> [Aim]: Go through the records and show each line where the word "sprawozdaniu" occurs.

+--

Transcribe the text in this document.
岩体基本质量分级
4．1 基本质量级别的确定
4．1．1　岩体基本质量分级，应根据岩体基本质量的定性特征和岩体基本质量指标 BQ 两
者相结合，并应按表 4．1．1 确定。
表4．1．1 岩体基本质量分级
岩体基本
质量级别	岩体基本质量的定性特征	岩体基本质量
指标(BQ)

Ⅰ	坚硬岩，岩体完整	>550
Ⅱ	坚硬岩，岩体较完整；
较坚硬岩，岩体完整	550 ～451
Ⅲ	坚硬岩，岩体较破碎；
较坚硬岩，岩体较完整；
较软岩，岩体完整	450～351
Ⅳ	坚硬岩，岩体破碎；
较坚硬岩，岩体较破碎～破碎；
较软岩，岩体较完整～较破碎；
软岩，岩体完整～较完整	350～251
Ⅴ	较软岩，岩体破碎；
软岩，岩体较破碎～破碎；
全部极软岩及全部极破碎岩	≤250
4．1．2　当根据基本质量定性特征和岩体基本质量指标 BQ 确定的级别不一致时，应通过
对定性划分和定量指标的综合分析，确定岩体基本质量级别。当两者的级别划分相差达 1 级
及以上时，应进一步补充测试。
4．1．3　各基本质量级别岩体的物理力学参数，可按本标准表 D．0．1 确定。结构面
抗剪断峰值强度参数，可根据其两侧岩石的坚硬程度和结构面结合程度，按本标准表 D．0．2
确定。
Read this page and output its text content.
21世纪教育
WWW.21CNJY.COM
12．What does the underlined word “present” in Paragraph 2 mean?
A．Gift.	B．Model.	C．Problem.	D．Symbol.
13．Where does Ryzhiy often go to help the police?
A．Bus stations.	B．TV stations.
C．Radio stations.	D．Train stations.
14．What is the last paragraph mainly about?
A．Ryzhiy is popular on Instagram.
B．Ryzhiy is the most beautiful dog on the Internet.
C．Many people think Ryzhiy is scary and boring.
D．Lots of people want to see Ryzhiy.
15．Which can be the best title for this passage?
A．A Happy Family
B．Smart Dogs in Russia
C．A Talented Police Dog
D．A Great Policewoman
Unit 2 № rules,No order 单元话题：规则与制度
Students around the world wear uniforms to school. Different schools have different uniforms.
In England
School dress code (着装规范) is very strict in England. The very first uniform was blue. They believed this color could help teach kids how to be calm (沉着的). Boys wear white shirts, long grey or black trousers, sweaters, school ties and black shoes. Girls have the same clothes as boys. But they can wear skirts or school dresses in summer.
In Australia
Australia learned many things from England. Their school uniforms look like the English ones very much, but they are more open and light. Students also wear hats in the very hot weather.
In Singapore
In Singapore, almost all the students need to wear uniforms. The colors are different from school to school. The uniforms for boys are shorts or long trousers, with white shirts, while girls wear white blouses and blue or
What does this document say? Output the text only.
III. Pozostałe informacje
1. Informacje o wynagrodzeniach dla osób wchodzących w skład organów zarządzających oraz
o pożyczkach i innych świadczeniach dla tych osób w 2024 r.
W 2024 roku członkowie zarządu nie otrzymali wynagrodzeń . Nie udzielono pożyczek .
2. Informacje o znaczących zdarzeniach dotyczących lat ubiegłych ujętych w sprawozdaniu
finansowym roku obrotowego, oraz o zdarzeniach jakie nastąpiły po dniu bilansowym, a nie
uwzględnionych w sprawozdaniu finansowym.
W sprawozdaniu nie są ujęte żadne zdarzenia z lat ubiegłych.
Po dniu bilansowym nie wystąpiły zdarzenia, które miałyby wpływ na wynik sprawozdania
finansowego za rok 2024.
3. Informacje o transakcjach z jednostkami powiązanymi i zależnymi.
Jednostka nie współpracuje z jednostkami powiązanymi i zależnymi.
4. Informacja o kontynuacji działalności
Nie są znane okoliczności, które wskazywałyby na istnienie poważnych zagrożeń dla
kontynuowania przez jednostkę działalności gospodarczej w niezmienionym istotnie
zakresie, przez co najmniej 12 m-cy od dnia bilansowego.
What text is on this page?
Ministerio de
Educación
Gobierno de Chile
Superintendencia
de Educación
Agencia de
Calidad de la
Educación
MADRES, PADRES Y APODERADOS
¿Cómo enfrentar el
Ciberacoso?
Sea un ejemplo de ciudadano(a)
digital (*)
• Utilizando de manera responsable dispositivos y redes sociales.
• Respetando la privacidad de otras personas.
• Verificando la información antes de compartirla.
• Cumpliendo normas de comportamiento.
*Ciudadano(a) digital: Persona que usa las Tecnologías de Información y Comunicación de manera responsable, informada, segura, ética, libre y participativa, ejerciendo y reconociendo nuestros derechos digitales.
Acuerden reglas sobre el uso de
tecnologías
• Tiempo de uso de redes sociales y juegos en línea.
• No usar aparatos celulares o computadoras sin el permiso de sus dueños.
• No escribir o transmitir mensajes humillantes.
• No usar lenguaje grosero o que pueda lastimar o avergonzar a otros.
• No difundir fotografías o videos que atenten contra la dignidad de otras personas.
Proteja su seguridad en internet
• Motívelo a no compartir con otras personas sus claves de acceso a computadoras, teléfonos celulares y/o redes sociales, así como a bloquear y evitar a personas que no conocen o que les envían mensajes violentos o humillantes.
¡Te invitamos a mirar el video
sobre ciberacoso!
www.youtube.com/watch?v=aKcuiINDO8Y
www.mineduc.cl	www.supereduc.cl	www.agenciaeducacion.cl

+--

> [Answer in full]:
2. Informacje o znaczących zdarzeniach dotyczących lat ubiegłych ujętych w sprawozdaniu
uwzględnionych w sprawozdaniu finansowym.
W sprawozdaniu nie są ujęte żadne zdarzenia z lat ubiegłych.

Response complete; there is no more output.